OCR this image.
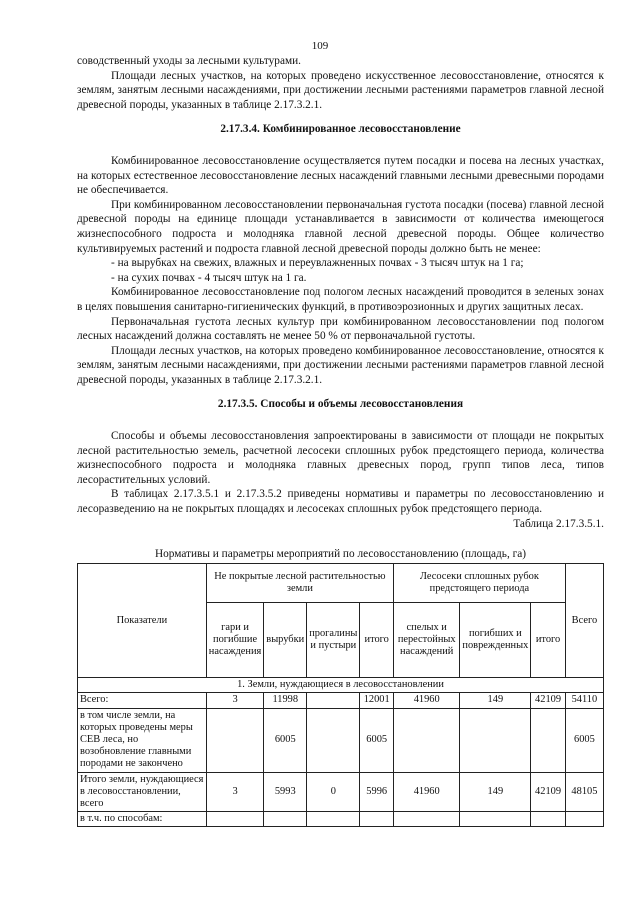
109

соводственный уходы за лесными культурами.

Площади лесных участков, на которых проведено искусственное лесовосстановление, относятся к землям, занятым лесными насаждениями, при достижении лесными растениями параметров главной лесной древесной породы, указанных в таблице 2.17.3.2.1.

2.17.3.4. Комбинированное лесовосстановление

Комбинированное лесовосстановление осуществляется путем посадки и посева на лесных участках, на которых естественное лесовосстановление лесных насаждений главными лесными древесными породами не обеспечивается.

При комбинированном лесовосстановлении первоначальная густота посадки (посева) главной лесной древесной породы на единице площади устанавливается в зависимости от количества имеющегося жизнеспособного подроста и молодняка главной лесной древесной породы. Общее количество культивируемых растений и подроста главной лесной древесной породы должно быть не менее:

- на вырубках на свежих, влажных и переувлажненных почвах - 3 тысяч штук на 1 га;

- на сухих почвах - 4 тысяч штук на 1 га.

Комбинированное лесовосстановление под пологом лесных насаждений проводится в зеленых зонах в целях повышения санитарно-гигиенических функций, в противоэрозионных и других защитных лесах.

Первоначальная густота лесных культур при комбинированном лесовосстановлении под пологом лесных насаждений должна составлять не менее 50 % от первоначальной густоты.

Площади лесных участков, на которых проведено комбинированное лесовосстановление, относятся к землям, занятым лесными насаждениями, при достижении лесными растениями параметров главной лесной древесной породы, указанных в таблице 2.17.3.2.1.

2.17.3.5. Способы и объемы лесовосстановления

Способы и объемы лесовосстановления запроектированы в зависимости от площади не покрытых лесной растительностью земель, расчетной лесосеки сплошных рубок предстоящего периода, количества жизнеспособного подроста и молодняка главных древесных пород, групп типов леса, типов лесорастительных условий.

В таблицах 2.17.3.5.1 и 2.17.3.5.2 приведены нормативы и параметры по лесовосстановлению и лесоразведению на не покрытых площадях и лесосеках сплошных рубок предстоящего периода.

Таблица 2.17.3.5.1.

Нормативы и параметры мероприятий по лесовосстановлению (площадь, га)
Показатели	Не покрытые лесной растительностью земли				Лесосеки сплошных рубок предстоящего периода			Всего
	гари и погибшие насаждения	вырубки	прогалины и пустыри	итого	спелых и перестойных насаждений	погибших и поврежденных	итого	
1. Земли, нуждающиеся в лесовосстановлении								
Всего:	3	11998		12001	41960	149	42109	54110
в том числе земли, на которых проведены меры СЕВ леса, но возобновление главными породами не закончено		6005		6005				6005
Итого земли, нуждающиеся в лесовосстановлении, всего	3	5993	0	5996	41960	149	42109	48105
в т.ч. по способам:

> Task details
Leave the pictures out and write out every entry exactly as given.

> Answer in full
OCR this image.
109

соводственный уходы за лесными культурами.

Площади лесных участков, на которых проведено искусственное лесовосстановление, относятся к землям, занятым лесными насаждениями, при достижении лесными растениями параметров главной лесной древесной породы, указанных в таблице 2.17.3.2.1.

2.17.3.4. Комбинированное лесовосстановление

Комбинированное лесовосстановление осуществляется путем посадки и посева на лесных участках, на которых естественное лесовосстановление лесных насаждений главными лесными древесными породами не обеспечивается.

При комбинированном лесовосстановлении первоначальная густота посадки (посева) главной лесной древесной породы на единице площади устанавливается в зависимости от количества имеющегося жизнеспособного подроста и молодняка главной лесной древесной породы. Общее количество культивируемых растений и подроста главной лесной древесной породы должно быть не менее:

- на вырубках на свежих, влажных и переувлажненных почвах - 3 тысяч штук на 1 га;

- на сухих почвах - 4 тысяч штук на 1 га.

Комбинированное лесовосстановление под пологом лесных насаждений проводится в зеленых зонах в целях повышения санитарно-гигиенических функций, в противоэрозионных и других защитных лесах.

Первоначальная густота лесных культур при комбинированном лесовосстановлении под пологом лесных насаждений должна составлять не менее 50 % от первоначальной густоты.

Площади лесных участков, на которых проведено комбинированное лесовосстановление, относятся к землям, занятым лесными насаждениями, при достижении лесными растениями параметров главной лесной древесной породы, указанных в таблице 2.17.3.2.1.

2.17.3.5. Способы и объемы лесовосстановления

Способы и объемы лесовосстановления запроектированы в зависимости от площади не покрытых лесной растительностью земель, расчетной лесосеки сплошных рубок предстоящего периода, количества жизнеспособного подроста и молодняка главных древесных пород, групп типов леса, типов лесорастительных условий.

В таблицах 2.17.3.5.1 и 2.17.3.5.2 приведены нормативы и параметры по лесовосстановлению и лесоразведению на не покрытых площадях и лесосеках сплошных рубок предстоящего периода.

Таблица 2.17.3.5.1.

Нормативы и параметры мероприятий по лесовосстановлению (площадь, га)
Показатели	Не покрытые лесной растительностью земли				Лесосеки сплошных рубок предстоящего периода			Всего
	гари и погибшие насаждения	вырубки	прогалины и пустыри	итого	спелых и перестойных насаждений	погибших и поврежденных	итого	
1. Земли, нуждающиеся в лесовосстановлении								
Всего:	3	11998		12001	41960	149	42109	54110
в том числе земли, на которых проведены меры СЕВ леса, но возобновление главными породами не закончено		6005		6005				6005
Итого земли, нуждающиеся в лесовосстановлении, всего	3	5993	0	5996	41960	149	42109	48105
в т.ч. по способам:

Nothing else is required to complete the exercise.